*Provided text:*
CRISPR breakthrough turns meat-like fungus into a faster, cleaner, more efficient protein source

A team of scientists in China has used CRISPR to transform a naturally meat-like fungus into a far more efficient and environmentally friendly source of protein, offering a potential boost for the growing mycoprotein category. Published in Trends in Biotechnology, the study demonstrated that the engineered strain of Fusarium venenatum grew faster, required significantly fewer inputs, and produced dramatically lower greenhouse gas emissions than its unmodified counterpart.

Fusarium venenatum is already one of the most established microbial protein sources on the market, valued for its fibrous structure and mild, meat-adjacent flavor. But despite its strengths, the organism has presented two longstanding challenges: a thick cell wall that limits digestibility and a resource-intensive production process that requires substantial sugar and nutrients. The research team at Jiangnan University set out to address both.

Led by corresponding author Xiao Liu, the group used CRISPR to delete two genes – one linked to chitin synthase, which affects the cell wall, and another tied to pyruvate decarboxylase, which influences metabolic efficiency. Removing the chitin synthase gene reduced the thickness of the fungal cell wall, making more of the underlying protein accessible to the human digestive system. Removing the second gene altered metabolic pathways so that the organism could produce protein using fewer nutrients.

“There is a popular demand for better and more sustainable protein for food,” Liu said. “We successfully made a fungus not only more nutritious but also more environmentally friendly by tweaking its genes.”

*Tasks and exercises:*
1/ From the CRISPR fungus article, copy the passage that begins at the words "CRISPR breakthrough turns" and stops after "its unmodified counterpart.".
2/ Answer these questions about the CRISPR fungus article:
(a) In which journal was the study published?
(b) At which university was the research team based?
(c) What did removing the chitin synthase gene do to the fungus?

[Dataset entries]
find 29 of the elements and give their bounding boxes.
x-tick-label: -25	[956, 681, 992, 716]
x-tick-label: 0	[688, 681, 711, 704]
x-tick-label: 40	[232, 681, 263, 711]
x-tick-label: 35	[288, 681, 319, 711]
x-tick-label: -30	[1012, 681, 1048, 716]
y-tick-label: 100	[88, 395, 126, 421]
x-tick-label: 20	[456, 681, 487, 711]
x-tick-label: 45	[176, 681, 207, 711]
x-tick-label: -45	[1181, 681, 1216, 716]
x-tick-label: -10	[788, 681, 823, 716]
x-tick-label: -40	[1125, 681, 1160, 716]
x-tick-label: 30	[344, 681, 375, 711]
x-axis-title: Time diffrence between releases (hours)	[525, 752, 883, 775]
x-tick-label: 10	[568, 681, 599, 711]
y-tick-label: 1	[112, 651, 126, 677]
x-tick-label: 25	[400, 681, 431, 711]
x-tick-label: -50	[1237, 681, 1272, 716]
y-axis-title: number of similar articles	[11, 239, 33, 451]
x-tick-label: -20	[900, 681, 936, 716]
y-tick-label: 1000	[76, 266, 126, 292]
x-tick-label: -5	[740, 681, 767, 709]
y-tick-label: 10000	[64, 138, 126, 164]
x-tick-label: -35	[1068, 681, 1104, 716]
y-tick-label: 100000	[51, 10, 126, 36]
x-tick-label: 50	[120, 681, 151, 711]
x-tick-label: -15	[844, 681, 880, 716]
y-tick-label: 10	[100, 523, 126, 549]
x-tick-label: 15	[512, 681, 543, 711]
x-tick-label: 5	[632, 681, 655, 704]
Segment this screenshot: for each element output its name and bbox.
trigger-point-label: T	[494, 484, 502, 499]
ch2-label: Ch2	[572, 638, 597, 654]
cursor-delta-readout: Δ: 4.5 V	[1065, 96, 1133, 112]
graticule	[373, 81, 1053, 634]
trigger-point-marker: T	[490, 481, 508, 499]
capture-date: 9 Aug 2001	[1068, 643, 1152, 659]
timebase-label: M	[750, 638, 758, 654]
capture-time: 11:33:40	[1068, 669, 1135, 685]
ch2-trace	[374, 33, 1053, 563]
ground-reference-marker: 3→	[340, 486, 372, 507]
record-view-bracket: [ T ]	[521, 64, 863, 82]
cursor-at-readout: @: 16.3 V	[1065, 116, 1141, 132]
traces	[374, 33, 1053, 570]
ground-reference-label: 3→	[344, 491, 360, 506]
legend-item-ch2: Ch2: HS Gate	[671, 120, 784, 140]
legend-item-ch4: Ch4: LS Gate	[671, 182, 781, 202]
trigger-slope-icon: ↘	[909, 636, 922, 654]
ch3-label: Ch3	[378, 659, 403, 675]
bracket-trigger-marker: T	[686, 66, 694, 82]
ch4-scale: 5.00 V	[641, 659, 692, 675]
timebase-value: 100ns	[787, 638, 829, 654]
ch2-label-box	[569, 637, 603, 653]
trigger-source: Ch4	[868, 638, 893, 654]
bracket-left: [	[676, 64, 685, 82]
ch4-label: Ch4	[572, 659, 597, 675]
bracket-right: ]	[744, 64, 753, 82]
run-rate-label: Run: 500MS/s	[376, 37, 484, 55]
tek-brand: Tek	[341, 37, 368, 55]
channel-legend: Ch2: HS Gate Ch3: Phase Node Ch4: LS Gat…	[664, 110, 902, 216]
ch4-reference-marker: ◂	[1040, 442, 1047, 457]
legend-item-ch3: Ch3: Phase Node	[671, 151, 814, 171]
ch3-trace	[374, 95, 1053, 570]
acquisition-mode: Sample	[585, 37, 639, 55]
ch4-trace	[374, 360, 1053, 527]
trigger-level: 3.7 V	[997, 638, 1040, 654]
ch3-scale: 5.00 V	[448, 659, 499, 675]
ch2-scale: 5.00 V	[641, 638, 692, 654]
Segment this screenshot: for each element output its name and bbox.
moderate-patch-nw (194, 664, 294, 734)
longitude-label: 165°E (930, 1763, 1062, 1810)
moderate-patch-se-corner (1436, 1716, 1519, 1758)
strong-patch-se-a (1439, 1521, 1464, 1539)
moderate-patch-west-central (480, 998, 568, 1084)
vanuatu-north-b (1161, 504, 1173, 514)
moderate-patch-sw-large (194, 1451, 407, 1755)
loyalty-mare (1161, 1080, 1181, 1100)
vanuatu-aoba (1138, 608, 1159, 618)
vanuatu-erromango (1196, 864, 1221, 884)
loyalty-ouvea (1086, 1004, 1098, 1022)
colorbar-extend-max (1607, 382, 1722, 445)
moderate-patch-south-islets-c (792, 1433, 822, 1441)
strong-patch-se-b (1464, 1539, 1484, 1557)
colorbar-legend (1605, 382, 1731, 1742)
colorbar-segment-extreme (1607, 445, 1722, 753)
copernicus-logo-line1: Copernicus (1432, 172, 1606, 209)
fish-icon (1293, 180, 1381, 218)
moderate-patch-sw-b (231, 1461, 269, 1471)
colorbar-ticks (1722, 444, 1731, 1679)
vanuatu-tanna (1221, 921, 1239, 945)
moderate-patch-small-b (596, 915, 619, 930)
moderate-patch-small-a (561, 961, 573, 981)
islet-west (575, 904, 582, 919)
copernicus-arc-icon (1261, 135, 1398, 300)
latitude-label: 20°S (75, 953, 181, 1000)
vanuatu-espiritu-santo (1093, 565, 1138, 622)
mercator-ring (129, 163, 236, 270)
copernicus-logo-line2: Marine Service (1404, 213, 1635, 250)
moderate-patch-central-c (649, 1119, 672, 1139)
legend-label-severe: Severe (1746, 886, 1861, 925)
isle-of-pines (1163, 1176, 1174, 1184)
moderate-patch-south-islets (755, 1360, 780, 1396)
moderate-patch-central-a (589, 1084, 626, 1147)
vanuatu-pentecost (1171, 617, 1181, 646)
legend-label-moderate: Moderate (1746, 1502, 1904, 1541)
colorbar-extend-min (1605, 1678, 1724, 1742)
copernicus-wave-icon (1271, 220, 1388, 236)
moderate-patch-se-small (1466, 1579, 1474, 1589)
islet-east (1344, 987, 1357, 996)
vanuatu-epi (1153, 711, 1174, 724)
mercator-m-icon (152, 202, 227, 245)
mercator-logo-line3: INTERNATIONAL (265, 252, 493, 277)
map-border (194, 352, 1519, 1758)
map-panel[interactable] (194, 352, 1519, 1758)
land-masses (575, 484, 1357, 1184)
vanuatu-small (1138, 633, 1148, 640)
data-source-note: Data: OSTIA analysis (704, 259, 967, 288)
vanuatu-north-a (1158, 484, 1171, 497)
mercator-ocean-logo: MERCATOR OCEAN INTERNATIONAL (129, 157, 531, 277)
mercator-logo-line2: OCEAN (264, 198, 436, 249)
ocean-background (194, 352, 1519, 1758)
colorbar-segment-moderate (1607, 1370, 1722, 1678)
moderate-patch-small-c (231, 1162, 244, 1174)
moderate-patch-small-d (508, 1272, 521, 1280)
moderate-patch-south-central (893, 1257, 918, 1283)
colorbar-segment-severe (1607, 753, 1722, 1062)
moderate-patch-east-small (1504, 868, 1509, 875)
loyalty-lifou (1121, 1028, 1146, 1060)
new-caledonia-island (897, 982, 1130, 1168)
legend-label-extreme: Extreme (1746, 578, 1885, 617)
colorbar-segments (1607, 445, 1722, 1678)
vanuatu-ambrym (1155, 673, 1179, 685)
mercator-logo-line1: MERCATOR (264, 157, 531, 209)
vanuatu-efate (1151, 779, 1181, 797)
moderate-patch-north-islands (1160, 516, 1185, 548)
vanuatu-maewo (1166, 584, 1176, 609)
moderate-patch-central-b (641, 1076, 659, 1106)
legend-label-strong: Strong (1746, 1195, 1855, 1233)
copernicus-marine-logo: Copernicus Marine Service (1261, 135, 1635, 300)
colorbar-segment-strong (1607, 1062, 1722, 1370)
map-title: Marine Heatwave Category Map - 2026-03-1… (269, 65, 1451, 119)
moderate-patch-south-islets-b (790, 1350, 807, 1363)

*Outputs in order:*
1/
CRISPR breakthrough turns meat-like fungus into a faster, cleaner, more efficient protein source

A team of scientists in China has used CRISPR to transform a naturally meat-like fungus into a far more efficient and environmentally friendly source of protein, offering a potential boost for the growing mycoprotein category. Published in Trends in Biotechnology, the study demonstrated that the engineered strain of Fusarium venenatum grew faster, required significantly fewer inputs, and produced dramatically lower greenhouse gas emissions than its unmodified counterpart.

2/
(a) Trends in Biotechnology
(b) Jiangnan University
(c) It reduced the thickness of the fungal cell wall, making more of the underlying protein accessible to the human digestive system.